▶ WHAT TO DO: Gather, from the listing beneath this task, every line holding the string "банковского".

▶ LISTED RECORDS:
────────────────────

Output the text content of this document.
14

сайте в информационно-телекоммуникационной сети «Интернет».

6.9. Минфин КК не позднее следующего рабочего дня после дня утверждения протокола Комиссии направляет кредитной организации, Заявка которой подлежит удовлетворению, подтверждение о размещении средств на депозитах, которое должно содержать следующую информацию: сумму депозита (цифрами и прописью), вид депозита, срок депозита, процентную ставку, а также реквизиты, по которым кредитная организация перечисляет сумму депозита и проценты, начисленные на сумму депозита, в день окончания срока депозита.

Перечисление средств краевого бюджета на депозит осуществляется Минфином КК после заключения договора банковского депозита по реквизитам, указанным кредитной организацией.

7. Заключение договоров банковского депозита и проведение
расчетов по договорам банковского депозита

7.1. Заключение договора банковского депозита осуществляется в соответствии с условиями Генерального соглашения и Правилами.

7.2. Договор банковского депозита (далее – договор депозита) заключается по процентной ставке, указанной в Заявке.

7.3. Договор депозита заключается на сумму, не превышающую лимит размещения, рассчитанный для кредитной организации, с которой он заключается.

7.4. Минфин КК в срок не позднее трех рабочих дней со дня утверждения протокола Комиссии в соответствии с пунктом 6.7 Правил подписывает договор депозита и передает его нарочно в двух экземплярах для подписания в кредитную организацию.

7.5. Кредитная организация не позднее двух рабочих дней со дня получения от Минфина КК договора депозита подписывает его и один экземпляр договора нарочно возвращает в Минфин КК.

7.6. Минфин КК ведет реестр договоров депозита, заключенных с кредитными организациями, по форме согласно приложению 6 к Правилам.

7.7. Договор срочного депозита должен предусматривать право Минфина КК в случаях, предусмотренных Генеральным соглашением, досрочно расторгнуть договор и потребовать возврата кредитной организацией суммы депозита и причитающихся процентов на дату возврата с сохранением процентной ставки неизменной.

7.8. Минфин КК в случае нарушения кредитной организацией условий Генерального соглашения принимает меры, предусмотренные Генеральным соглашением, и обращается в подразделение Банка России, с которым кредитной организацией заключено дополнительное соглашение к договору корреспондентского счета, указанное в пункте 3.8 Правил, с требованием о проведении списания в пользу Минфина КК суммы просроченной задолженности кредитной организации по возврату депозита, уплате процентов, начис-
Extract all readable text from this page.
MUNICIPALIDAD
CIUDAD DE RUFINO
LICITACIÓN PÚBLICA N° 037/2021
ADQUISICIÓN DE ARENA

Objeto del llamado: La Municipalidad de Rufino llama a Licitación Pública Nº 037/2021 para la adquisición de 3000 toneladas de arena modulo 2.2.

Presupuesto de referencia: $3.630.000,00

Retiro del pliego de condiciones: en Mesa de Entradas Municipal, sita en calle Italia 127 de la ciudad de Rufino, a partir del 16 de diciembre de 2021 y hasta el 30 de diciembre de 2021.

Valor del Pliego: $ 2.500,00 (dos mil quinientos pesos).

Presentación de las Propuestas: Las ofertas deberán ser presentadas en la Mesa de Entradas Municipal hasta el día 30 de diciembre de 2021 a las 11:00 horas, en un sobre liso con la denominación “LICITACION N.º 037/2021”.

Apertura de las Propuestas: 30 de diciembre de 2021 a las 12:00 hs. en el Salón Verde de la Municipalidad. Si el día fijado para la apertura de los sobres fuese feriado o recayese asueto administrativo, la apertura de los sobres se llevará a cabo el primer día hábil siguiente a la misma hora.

────────────────────

▶ PROBLEM SOLUTION:
Перечисление средств краевого бюджета на депозит осуществляется Минфином КК после заключения договора банковского депозита по реквизитам, указанным кредитной организацией.
7. Заключение договоров банковского депозита и проведение
расчетов по договорам банковского депозита
7.1. Заключение договора банковского депозита осуществляется в соответствии с условиями Генерального соглашения и Правилами.
7.2. Договор банковского депозита (далее – договор депозита) заключается по процентной ставке, указанной в Заявке.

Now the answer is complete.